• **Rows**
BEGIN

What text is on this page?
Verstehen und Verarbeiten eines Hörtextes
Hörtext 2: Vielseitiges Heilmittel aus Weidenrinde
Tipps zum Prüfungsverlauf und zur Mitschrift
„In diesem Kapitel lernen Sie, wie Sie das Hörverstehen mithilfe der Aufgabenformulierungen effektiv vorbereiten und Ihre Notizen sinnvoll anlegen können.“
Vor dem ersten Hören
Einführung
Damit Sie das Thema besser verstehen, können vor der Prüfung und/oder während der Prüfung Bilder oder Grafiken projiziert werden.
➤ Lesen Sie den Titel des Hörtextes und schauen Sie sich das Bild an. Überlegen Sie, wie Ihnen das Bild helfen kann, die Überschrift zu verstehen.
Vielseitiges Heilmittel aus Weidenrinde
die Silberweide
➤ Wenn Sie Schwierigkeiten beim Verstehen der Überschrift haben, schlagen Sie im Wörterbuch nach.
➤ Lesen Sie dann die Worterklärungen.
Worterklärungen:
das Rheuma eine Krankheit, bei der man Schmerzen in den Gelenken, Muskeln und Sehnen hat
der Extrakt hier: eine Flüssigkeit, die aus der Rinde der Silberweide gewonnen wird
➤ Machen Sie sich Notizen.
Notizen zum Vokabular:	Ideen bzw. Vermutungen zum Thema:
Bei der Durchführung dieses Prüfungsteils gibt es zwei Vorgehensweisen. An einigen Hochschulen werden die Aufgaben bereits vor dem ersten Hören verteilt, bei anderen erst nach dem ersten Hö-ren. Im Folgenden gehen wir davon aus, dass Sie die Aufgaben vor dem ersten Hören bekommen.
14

END

• **Task description**
Pull out each line holding the string "Silberweide".

• **Answer for this exercise**
die Silberweide
der Extrakt hier: eine Flüssigkeit, die aus der Rinde der Silberweide gewonnen wird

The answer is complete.